THE REQUEST: Reproduce the records below in full and word for word, excluding pictures.

Stored items from a collection
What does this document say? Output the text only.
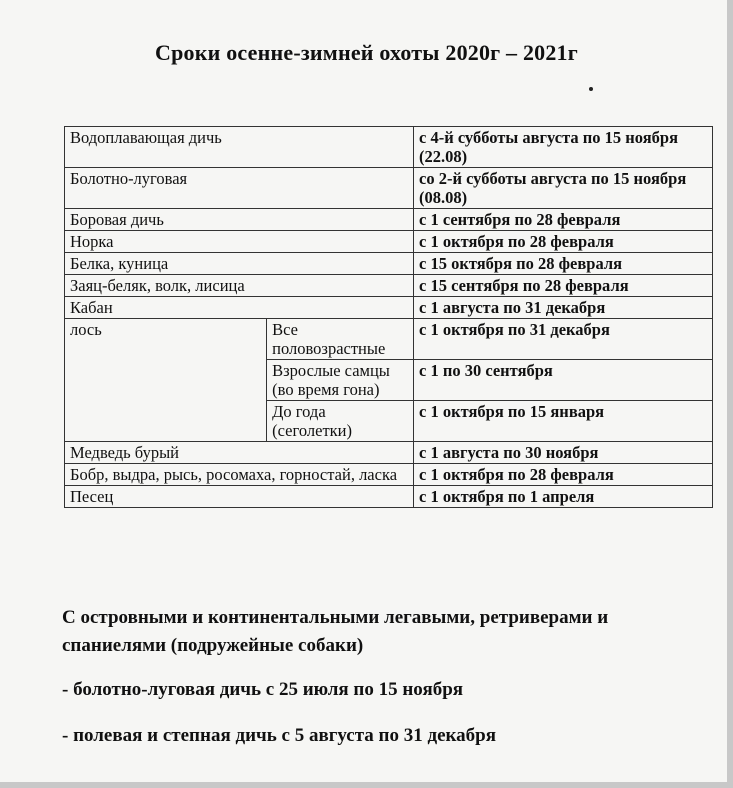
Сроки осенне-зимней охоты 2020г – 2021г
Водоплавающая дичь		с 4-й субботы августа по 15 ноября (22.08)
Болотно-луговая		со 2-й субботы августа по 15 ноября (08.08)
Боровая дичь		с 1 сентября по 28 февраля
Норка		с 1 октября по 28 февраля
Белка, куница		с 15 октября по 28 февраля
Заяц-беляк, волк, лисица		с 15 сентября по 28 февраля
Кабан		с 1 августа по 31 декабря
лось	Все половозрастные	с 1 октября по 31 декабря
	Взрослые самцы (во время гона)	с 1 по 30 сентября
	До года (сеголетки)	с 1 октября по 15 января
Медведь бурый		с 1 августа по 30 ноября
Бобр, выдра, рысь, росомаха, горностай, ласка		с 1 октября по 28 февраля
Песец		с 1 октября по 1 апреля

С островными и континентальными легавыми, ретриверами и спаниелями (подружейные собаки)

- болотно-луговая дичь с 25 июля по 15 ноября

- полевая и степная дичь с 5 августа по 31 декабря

FINAL ANSWER:
What does this document say? Output the text only.
Сроки осенне-зимней охоты 2020г – 2021г
Водоплавающая дичь		с 4-й субботы августа по 15 ноября (22.08)
Болотно-луговая		со 2-й субботы августа по 15 ноября (08.08)
Боровая дичь		с 1 сентября по 28 февраля
Норка		с 1 октября по 28 февраля
Белка, куница		с 15 октября по 28 февраля
Заяц-беляк, волк, лисица		с 15 сентября по 28 февраля
Кабан		с 1 августа по 31 декабря
лось	Все половозрастные	с 1 октября по 31 декабря
	Взрослые самцы (во время гона)	с 1 по 30 сентября
	До года (сеголетки)	с 1 октября по 15 января
Медведь бурый		с 1 августа по 30 ноября
Бобр, выдра, рысь, росомаха, горностай, ласка		с 1 октября по 28 февраля
Песец		с 1 октября по 1 апреля

С островными и континентальными легавыми, ретриверами и спаниелями (подружейные собаки)

- болотно-луговая дичь с 25 июля по 15 ноября

- полевая и степная дичь с 5 августа по 31 декабря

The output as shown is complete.